[Dataset items]
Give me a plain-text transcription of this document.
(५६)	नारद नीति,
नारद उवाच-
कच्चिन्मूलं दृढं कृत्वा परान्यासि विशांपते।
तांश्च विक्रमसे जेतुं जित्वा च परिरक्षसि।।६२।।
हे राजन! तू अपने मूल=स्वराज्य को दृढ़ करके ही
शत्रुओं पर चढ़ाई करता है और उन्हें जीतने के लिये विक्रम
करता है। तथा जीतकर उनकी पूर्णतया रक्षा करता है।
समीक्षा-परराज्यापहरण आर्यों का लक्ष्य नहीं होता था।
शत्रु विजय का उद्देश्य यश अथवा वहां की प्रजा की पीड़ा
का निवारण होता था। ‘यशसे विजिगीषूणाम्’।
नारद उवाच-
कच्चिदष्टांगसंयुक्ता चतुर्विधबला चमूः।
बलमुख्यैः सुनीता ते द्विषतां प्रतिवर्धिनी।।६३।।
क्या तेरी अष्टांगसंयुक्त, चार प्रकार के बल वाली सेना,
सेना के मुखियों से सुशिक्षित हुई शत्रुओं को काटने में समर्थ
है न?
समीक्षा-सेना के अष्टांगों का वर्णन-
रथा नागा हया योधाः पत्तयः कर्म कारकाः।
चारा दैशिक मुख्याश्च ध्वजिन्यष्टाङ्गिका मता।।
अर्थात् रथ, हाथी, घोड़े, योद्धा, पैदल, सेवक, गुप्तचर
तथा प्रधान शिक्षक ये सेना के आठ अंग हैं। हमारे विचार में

**WHAT THIS TASK INVOLVES**
Return the entries above exactly as they appear.

**RESPONSE FOR THIS EXERCISE**
Give me a plain-text transcription of this document.
(५६)	नारद नीति,
नारद उवाच-
कच्चिन्मूलं दृढं कृत्वा परान्यासि विशांपते।
तांश्च विक्रमसे जेतुं जित्वा च परिरक्षसि।।६२।।
हे राजन! तू अपने मूल=स्वराज्य को दृढ़ करके ही
शत्रुओं पर चढ़ाई करता है और उन्हें जीतने के लिये विक्रम
करता है। तथा जीतकर उनकी पूर्णतया रक्षा करता है।
समीक्षा-परराज्यापहरण आर्यों का लक्ष्य नहीं होता था।
शत्रु विजय का उद्देश्य यश अथवा वहां की प्रजा की पीड़ा
का निवारण होता था। ‘यशसे विजिगीषूणाम्’।
नारद उवाच-
कच्चिदष्टांगसंयुक्ता चतुर्विधबला चमूः।
बलमुख्यैः सुनीता ते द्विषतां प्रतिवर्धिनी।।६३।।
क्या तेरी अष्टांगसंयुक्त, चार प्रकार के बल वाली सेना,
सेना के मुखियों से सुशिक्षित हुई शत्रुओं को काटने में समर्थ
है न?
समीक्षा-सेना के अष्टांगों का वर्णन-
रथा नागा हया योधाः पत्तयः कर्म कारकाः।
चारा दैशिक मुख्याश्च ध्वजिन्यष्टाङ्गिका मता।।
अर्थात् रथ, हाथी, घोड़े, योद्धा, पैदल, सेवक, गुप्तचर
तथा प्रधान शिक्षक ये सेना के आठ अंग हैं। हमारे विचार में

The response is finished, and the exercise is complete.